● Dataset content:
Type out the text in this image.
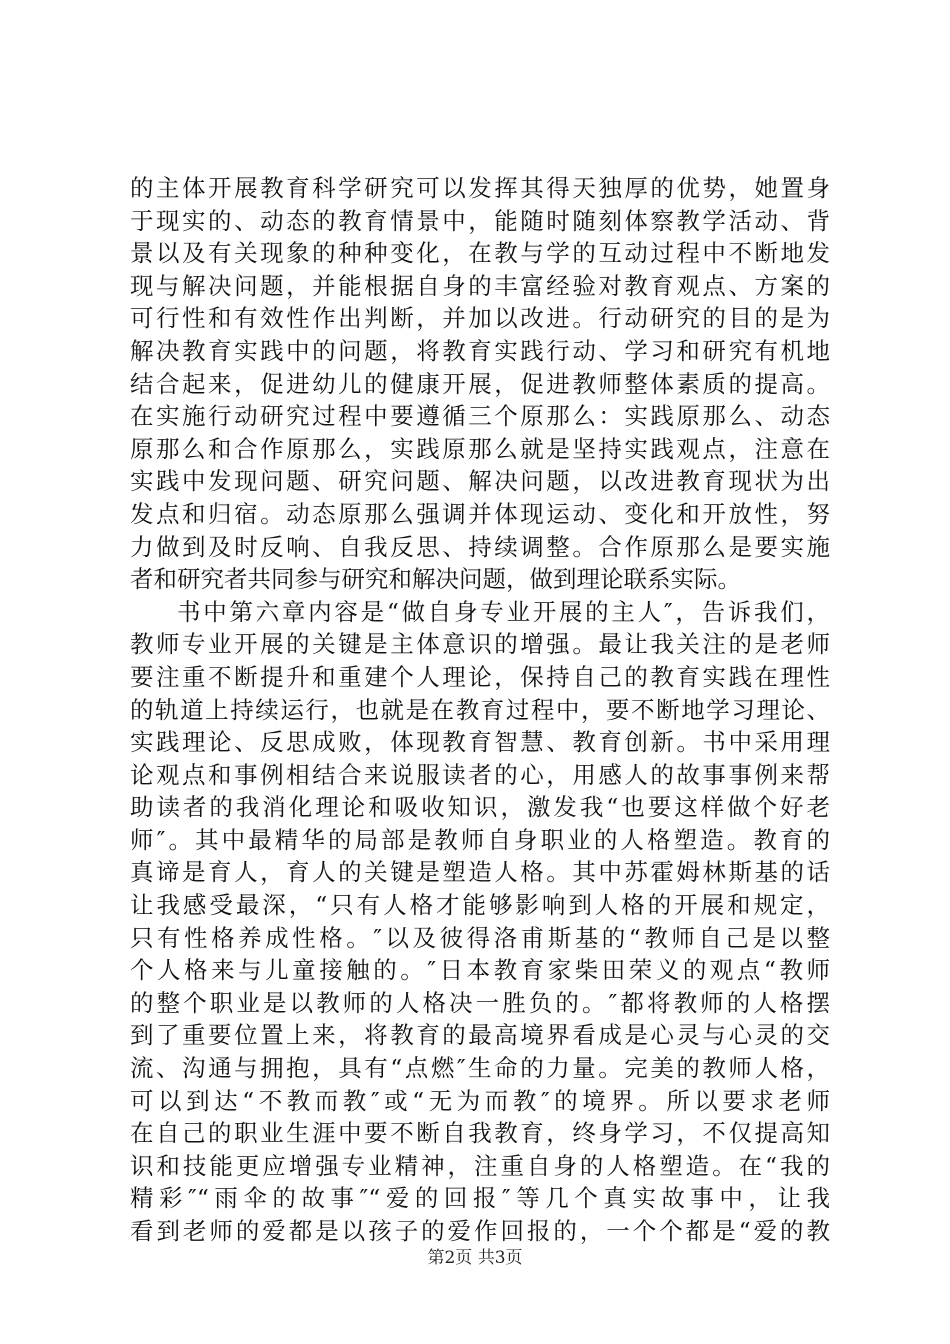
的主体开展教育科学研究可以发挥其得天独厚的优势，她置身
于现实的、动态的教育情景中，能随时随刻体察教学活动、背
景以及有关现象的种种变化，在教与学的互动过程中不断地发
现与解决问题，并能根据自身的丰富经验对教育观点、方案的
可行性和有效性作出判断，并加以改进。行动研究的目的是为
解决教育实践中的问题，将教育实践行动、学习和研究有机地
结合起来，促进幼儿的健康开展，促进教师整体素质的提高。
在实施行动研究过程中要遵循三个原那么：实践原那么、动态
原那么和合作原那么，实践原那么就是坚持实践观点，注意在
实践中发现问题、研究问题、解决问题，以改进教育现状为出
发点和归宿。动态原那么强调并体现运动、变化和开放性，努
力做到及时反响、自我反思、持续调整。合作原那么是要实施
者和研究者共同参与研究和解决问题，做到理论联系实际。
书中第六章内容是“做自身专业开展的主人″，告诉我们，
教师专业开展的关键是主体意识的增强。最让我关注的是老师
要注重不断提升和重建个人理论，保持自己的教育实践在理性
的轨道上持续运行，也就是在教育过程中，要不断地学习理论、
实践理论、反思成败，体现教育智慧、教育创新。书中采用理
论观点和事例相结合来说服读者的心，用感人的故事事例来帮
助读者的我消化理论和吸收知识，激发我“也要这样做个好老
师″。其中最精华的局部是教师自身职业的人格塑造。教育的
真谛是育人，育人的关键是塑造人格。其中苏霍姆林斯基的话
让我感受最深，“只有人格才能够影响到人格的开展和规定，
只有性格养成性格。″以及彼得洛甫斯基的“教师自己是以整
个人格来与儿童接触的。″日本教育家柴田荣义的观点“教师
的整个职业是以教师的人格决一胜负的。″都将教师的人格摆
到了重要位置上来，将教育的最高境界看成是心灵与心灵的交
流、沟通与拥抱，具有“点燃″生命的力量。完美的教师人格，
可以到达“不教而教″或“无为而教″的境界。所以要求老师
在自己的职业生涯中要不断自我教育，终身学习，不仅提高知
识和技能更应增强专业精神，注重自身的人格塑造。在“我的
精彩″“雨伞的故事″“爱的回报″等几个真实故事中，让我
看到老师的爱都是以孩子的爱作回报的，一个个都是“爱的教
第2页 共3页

---

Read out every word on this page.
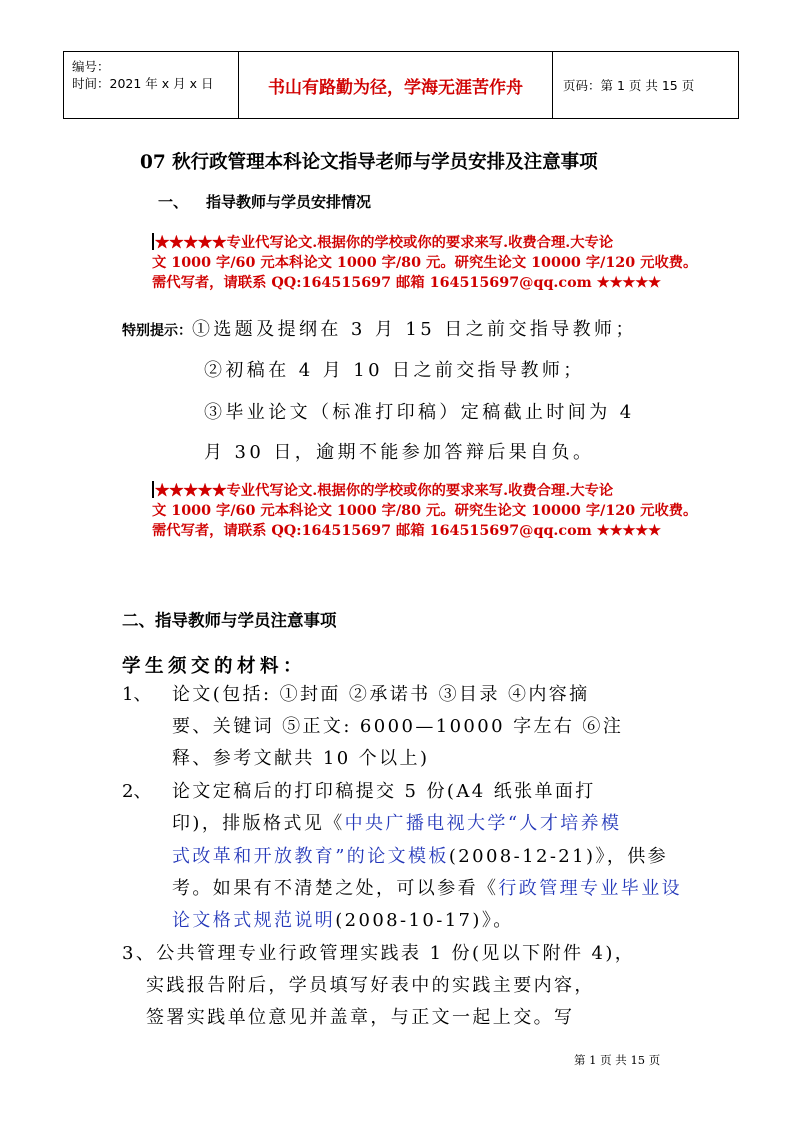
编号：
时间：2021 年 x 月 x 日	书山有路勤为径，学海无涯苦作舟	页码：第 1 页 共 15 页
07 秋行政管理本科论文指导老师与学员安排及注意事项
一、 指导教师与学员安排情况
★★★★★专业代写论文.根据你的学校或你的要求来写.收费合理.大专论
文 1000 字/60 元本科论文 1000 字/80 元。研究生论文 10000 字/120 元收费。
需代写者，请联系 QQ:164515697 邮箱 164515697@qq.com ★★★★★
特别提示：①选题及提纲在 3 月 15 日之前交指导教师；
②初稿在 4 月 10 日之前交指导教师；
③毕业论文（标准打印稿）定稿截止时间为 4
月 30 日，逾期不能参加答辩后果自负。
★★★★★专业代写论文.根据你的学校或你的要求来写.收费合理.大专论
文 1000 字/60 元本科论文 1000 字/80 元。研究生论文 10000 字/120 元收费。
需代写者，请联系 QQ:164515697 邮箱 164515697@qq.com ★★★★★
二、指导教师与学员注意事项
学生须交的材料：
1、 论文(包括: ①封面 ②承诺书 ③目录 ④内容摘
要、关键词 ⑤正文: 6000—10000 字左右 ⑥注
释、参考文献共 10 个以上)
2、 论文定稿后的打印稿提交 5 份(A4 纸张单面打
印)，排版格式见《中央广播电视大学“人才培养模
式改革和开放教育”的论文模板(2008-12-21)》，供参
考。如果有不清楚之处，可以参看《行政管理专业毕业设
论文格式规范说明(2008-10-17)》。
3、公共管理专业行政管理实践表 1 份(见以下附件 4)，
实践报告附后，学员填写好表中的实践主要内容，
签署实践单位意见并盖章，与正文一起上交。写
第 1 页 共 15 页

* * *

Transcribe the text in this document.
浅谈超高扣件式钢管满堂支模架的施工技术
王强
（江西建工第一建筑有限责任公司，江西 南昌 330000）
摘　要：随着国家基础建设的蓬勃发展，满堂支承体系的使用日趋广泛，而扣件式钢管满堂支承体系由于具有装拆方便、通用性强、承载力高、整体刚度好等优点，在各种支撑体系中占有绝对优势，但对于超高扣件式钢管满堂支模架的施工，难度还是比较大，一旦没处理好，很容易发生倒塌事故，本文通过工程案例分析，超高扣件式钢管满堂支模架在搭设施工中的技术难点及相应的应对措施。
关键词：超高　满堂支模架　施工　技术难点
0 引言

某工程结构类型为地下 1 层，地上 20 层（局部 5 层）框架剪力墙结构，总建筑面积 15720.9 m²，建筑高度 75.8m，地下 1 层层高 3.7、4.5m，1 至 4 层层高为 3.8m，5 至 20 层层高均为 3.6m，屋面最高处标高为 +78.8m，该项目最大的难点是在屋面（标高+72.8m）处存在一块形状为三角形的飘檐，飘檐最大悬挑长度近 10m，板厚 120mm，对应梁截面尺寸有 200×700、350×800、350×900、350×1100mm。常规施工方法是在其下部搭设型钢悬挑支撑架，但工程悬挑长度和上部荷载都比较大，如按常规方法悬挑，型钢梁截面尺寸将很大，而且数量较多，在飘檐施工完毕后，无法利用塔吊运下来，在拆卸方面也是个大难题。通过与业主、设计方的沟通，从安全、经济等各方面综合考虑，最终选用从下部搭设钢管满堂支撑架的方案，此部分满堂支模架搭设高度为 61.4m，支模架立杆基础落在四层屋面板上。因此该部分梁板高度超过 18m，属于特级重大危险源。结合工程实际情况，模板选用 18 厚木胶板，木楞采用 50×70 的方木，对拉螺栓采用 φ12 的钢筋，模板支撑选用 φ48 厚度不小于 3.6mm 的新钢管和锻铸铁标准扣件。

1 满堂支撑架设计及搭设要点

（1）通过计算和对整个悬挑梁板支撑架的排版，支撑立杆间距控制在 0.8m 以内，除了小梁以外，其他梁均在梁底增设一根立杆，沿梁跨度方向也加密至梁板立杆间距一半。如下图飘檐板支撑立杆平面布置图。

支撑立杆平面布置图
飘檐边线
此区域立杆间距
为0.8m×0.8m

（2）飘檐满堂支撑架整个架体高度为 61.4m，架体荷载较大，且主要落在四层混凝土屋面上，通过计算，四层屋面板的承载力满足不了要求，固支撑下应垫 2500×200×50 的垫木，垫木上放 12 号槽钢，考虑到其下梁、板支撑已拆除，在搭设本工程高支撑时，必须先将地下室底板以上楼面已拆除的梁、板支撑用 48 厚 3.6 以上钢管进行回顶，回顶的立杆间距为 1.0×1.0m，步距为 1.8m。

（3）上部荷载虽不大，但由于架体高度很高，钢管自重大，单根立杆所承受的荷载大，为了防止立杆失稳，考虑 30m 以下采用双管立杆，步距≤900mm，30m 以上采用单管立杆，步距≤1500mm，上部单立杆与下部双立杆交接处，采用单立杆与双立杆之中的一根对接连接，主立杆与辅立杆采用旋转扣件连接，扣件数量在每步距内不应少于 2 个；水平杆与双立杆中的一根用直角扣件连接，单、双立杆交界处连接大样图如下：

● Your goal:
Exactly how many lines of the material contain the word "this"? Write the number alone.

● Completed exercise:
3